[Dataset listings of figures]
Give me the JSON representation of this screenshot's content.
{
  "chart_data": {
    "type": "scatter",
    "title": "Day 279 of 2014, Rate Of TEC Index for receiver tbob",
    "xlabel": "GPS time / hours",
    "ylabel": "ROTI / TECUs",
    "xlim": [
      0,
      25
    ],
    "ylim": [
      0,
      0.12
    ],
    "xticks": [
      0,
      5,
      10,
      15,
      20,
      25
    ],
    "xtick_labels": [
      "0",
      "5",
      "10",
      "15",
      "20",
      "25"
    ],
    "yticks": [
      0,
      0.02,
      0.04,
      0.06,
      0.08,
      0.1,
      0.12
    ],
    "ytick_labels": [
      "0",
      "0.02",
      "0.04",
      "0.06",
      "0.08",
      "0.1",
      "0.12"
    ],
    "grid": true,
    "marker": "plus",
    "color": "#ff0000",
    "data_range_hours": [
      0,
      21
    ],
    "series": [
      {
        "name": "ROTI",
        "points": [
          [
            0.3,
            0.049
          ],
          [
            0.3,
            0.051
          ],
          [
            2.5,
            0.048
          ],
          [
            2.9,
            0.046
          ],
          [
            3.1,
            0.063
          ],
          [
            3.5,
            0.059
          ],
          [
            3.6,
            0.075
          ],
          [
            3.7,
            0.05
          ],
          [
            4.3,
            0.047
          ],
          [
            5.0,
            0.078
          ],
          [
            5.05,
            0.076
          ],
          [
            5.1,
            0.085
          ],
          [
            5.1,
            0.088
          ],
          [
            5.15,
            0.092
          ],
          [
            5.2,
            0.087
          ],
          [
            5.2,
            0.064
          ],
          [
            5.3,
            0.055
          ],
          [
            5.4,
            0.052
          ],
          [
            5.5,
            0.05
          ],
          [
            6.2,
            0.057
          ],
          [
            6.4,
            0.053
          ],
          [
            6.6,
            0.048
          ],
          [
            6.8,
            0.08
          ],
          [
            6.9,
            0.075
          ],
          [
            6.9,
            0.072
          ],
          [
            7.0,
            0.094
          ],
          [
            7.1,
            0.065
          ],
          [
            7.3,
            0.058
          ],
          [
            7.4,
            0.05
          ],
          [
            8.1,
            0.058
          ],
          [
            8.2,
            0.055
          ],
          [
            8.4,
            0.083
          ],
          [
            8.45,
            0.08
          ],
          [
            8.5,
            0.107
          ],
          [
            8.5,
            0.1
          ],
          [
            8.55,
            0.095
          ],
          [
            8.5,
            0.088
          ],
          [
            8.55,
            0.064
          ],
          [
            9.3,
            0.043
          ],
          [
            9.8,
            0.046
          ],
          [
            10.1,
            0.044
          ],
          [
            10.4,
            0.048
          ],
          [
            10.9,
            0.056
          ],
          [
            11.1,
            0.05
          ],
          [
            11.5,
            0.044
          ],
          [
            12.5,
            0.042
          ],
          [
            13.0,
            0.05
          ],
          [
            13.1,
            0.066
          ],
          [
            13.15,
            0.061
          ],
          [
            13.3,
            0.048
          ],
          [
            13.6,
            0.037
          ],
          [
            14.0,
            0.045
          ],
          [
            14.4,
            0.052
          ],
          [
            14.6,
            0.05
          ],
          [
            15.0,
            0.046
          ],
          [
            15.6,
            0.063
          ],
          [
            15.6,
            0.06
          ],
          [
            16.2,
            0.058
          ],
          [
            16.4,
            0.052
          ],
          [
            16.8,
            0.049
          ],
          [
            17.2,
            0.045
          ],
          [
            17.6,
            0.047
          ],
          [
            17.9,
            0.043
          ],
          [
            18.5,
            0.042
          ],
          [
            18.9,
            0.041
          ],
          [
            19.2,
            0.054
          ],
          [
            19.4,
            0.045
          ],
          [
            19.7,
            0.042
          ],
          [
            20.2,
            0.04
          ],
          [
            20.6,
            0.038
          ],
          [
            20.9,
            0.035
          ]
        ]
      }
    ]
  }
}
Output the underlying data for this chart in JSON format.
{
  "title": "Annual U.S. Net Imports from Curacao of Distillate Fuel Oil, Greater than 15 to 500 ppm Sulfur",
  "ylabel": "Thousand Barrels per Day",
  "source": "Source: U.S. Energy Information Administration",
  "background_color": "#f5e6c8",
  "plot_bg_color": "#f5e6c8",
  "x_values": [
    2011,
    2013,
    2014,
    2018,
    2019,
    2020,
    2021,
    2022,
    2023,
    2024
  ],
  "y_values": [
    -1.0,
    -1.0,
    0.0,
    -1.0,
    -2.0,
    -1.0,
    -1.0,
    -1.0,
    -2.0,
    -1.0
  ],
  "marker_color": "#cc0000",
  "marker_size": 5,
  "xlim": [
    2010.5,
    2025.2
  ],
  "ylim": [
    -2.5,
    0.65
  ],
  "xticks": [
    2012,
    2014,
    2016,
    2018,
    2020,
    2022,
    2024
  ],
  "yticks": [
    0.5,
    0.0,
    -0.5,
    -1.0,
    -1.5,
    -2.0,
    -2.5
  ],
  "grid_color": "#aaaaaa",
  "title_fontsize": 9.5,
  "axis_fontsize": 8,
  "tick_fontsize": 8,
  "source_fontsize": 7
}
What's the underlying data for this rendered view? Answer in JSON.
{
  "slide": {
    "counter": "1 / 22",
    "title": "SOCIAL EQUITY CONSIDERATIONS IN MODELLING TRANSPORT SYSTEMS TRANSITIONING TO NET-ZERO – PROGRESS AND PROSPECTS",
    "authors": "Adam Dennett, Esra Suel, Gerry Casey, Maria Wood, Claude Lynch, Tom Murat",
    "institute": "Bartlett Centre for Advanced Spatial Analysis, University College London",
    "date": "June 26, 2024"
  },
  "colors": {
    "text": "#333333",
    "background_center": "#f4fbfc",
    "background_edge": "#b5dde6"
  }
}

*Written exercise*
Output the whole listing above again, word for word.

*Reply to the task*
Give me the JSON representation of this screenshot's content.
{
  "chart_data": {
    "type": "scatter",
    "title": "Day 279 of 2014, Rate Of TEC Index for receiver tbob",
    "xlabel": "GPS time / hours",
    "ylabel": "ROTI / TECUs",
    "xlim": [
      0,
      25
    ],
    "ylim": [
      0,
      0.12
    ],
    "xticks": [
      0,
      5,
      10,
      15,
      20,
      25
    ],
    "xtick_labels": [
      "0",
      "5",
      "10",
      "15",
      "20",
      "25"
    ],
    "yticks": [
      0,
      0.02,
      0.04,
      0.06,
      0.08,
      0.1,
      0.12
    ],
    "ytick_labels": [
      "0",
      "0.02",
      "0.04",
      "0.06",
      "0.08",
      "0.1",
      "0.12"
    ],
    "grid": true,
    "marker": "plus",
    "color": "#ff0000",
    "data_range_hours": [
      0,
      21
    ],
    "series": [
      {
        "name": "ROTI",
        "points": [
          [
            0.3,
            0.049
          ],
          [
            0.3,
            0.051
          ],
          [
            2.5,
            0.048
          ],
          [
            2.9,
            0.046
          ],
          [
            3.1,
            0.063
          ],
          [
            3.5,
            0.059
          ],
          [
            3.6,
            0.075
          ],
          [
            3.7,
            0.05
          ],
          [
            4.3,
            0.047
          ],
          [
            5.0,
            0.078
          ],
          [
            5.05,
            0.076
          ],
          [
            5.1,
            0.085
          ],
          [
            5.1,
            0.088
          ],
          [
            5.15,
            0.092
          ],
          [
            5.2,
            0.087
          ],
          [
            5.2,
            0.064
          ],
          [
            5.3,
            0.055
          ],
          [
            5.4,
            0.052
          ],
          [
            5.5,
            0.05
          ],
          [
            6.2,
            0.057
          ],
          [
            6.4,
            0.053
          ],
          [
            6.6,
            0.048
          ],
          [
            6.8,
            0.08
          ],
          [
            6.9,
            0.075
          ],
          [
            6.9,
            0.072
          ],
          [
            7.0,
            0.094
          ],
          [
            7.1,
            0.065
          ],
          [
            7.3,
            0.058
          ],
          [
            7.4,
            0.05
          ],
          [
            8.1,
            0.058
          ],
          [
            8.2,
            0.055
          ],
          [
            8.4,
            0.083
          ],
          [
            8.45,
            0.08
          ],
          [
            8.5,
            0.107
          ],
          [
            8.5,
            0.1
          ],
          [
            8.55,
            0.095
          ],
          [
            8.5,
            0.088
          ],
          [
            8.55,
            0.064
          ],
          [
            9.3,
            0.043
          ],
          [
            9.8,
            0.046
          ],
          [
            10.1,
            0.044
          ],
          [
            10.4,
            0.048
          ],
          [
            10.9,
            0.056
          ],
          [
            11.1,
            0.05
          ],
          [
            11.5,
            0.044
          ],
          [
            12.5,
            0.042
          ],
          [
            13.0,
            0.05
          ],
          [
            13.1,
            0.066
          ],
          [
            13.15,
            0.061
          ],
          [
            13.3,
            0.048
          ],
          [
            13.6,
            0.037
          ],
          [
            14.0,
            0.045
          ],
          [
            14.4,
            0.052
          ],
          [
            14.6,
            0.05
          ],
          [
            15.0,
            0.046
          ],
          [
            15.6,
            0.063
          ],
          [
            15.6,
            0.06
          ],
          [
            16.2,
            0.058
          ],
          [
            16.4,
            0.052
          ],
          [
            16.8,
            0.049
          ],
          [
            17.2,
            0.045
          ],
          [
            17.6,
            0.047
          ],
          [
            17.9,
            0.043
          ],
          [
            18.5,
            0.042
          ],
          [
            18.9,
            0.041
          ],
          [
            19.2,
            0.054
          ],
          [
            19.4,
            0.045
          ],
          [
            19.7,
            0.042
          ],
          [
            20.2,
            0.04
          ],
          [
            20.6,
            0.038
          ],
          [
            20.9,
            0.035
          ]
        ]
      }
    ]
  }
}
Output the underlying data for this chart in JSON format.
{
  "title": "Annual U.S. Net Imports from Curacao of Distillate Fuel Oil, Greater than 15 to 500 ppm Sulfur",
  "ylabel": "Thousand Barrels per Day",
  "source": "Source: U.S. Energy Information Administration",
  "background_color": "#f5e6c8",
  "plot_bg_color": "#f5e6c8",
  "x_values": [
    2011,
    2013,
    2014,
    2018,
    2019,
    2020,
    2021,
    2022,
    2023,
    2024
  ],
  "y_values": [
    -1.0,
    -1.0,
    0.0,
    -1.0,
    -2.0,
    -1.0,
    -1.0,
    -1.0,
    -2.0,
    -1.0
  ],
  "marker_color": "#cc0000",
  "marker_size": 5,
  "xlim": [
    2010.5,
    2025.2
  ],
  "ylim": [
    -2.5,
    0.65
  ],
  "xticks": [
    2012,
    2014,
    2016,
    2018,
    2020,
    2022,
    2024
  ],
  "yticks": [
    0.5,
    0.0,
    -0.5,
    -1.0,
    -1.5,
    -2.0,
    -2.5
  ],
  "grid_color": "#aaaaaa",
  "title_fontsize": 9.5,
  "axis_fontsize": 8,
  "tick_fontsize": 8,
  "source_fontsize": 7
}
What's the underlying data for this rendered view? Answer in JSON.
{
  "slide": {
    "counter": "1 / 22",
    "title": "SOCIAL EQUITY CONSIDERATIONS IN MODELLING TRANSPORT SYSTEMS TRANSITIONING TO NET-ZERO – PROGRESS AND PROSPECTS",
    "authors": "Adam Dennett, Esra Suel, Gerry Casey, Maria Wood, Claude Lynch, Tom Murat",
    "institute": "Bartlett Centre for Advanced Spatial Analysis, University College London",
    "date": "June 26, 2024"
  },
  "colors": {
    "text": "#333333",
    "background_center": "#f4fbfc",
    "background_edge": "#b5dde6"
  }
}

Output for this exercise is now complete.